*Information shown*:
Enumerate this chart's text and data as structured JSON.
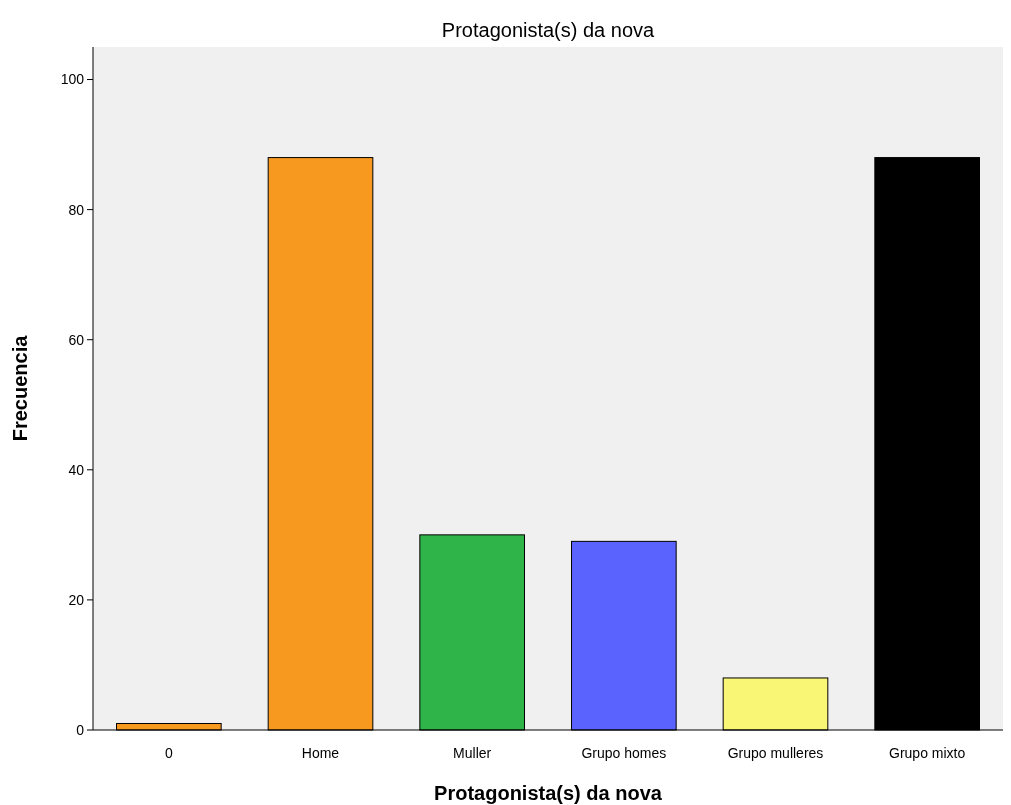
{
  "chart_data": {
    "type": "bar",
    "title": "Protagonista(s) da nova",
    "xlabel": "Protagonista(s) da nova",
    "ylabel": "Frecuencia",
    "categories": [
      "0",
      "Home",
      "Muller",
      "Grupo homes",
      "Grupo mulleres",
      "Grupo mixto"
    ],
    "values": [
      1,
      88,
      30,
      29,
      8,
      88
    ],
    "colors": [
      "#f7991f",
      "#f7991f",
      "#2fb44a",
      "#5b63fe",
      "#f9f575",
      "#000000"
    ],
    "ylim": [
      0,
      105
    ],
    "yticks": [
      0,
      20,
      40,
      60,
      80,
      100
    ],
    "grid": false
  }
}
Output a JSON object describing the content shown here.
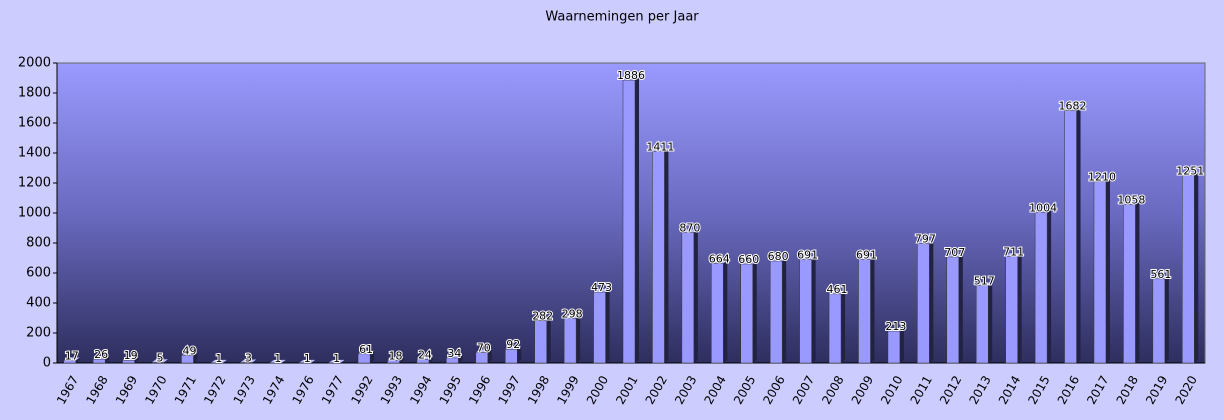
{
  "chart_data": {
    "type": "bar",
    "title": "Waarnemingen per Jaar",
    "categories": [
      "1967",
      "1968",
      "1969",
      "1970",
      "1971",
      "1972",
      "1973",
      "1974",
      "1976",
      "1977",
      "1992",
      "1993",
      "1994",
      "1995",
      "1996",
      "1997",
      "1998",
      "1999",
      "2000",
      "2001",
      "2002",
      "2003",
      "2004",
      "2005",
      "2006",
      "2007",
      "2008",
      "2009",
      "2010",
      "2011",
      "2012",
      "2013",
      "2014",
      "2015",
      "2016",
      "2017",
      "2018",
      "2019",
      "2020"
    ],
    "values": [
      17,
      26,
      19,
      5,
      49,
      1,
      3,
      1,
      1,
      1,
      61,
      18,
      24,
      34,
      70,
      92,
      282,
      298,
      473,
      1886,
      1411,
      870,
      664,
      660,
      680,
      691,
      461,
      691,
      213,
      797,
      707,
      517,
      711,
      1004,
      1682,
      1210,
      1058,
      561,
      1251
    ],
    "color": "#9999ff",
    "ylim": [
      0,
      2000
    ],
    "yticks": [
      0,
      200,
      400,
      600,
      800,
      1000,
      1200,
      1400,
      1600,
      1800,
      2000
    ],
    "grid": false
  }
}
--
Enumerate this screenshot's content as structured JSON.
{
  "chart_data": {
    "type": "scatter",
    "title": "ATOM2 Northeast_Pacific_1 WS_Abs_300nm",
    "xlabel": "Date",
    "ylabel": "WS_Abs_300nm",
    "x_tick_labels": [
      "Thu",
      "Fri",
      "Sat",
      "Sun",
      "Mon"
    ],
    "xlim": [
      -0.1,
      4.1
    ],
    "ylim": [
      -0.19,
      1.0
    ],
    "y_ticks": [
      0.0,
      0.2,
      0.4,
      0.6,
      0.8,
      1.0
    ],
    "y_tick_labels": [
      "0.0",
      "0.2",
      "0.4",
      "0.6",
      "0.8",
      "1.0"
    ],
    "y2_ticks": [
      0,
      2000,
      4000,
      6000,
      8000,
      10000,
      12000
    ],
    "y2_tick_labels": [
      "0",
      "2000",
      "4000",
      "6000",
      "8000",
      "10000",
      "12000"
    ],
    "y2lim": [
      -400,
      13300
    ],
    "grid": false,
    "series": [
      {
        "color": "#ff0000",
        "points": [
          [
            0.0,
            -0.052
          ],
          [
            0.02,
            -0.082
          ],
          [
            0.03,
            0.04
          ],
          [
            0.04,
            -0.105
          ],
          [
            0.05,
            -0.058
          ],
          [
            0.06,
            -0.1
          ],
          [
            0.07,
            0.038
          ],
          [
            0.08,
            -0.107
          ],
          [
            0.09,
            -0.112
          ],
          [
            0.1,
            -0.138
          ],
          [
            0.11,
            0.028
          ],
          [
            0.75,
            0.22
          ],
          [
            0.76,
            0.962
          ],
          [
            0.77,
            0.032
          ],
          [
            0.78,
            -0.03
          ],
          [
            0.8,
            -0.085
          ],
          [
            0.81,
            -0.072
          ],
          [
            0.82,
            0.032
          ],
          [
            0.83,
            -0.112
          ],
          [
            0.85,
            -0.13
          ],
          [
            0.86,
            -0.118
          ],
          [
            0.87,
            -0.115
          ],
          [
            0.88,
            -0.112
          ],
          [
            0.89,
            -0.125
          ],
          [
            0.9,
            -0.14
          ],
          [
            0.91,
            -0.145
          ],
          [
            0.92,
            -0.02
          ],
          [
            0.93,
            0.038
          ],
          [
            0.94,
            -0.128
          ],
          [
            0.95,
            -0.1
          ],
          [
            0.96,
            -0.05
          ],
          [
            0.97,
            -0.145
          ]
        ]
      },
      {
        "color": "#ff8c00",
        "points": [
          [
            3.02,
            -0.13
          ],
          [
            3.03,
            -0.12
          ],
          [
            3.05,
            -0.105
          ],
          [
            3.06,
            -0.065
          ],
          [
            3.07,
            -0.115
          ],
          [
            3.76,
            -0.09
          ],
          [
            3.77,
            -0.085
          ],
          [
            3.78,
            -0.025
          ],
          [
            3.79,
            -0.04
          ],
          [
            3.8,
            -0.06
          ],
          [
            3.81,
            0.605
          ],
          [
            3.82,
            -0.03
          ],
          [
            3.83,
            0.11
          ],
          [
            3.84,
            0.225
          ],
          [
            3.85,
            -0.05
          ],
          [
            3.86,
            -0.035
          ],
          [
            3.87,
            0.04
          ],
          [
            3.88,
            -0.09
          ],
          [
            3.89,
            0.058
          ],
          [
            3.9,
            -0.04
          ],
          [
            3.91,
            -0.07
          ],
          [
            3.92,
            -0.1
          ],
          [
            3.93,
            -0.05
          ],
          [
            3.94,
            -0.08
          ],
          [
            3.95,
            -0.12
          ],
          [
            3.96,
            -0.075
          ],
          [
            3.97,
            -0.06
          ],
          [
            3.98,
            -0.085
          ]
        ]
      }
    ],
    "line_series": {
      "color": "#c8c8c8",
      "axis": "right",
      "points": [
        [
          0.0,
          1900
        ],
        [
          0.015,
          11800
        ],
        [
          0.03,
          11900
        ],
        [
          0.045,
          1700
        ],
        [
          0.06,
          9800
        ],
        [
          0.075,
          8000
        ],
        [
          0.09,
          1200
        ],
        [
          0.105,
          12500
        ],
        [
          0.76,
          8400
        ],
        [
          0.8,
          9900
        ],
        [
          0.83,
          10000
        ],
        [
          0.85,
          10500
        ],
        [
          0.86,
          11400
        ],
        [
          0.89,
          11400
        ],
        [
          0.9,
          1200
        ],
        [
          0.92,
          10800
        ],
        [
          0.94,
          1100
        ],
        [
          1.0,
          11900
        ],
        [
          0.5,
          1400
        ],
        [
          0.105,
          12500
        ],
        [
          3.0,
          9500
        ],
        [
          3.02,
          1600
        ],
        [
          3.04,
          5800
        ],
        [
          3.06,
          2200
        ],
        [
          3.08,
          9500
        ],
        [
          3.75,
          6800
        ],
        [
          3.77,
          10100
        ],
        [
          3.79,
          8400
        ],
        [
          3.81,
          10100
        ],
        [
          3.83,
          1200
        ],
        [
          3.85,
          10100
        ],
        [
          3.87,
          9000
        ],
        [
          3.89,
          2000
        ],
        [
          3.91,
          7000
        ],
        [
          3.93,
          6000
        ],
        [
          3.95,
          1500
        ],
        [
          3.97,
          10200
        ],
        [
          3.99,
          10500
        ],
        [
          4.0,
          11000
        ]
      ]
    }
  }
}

*To do*:
Search the data for "ylabel" and list every line in which it occurs.

*Reply to the exercise*:
    "ylabel": "Frecuencia",
    "ylabel": "WS_Abs_300nm",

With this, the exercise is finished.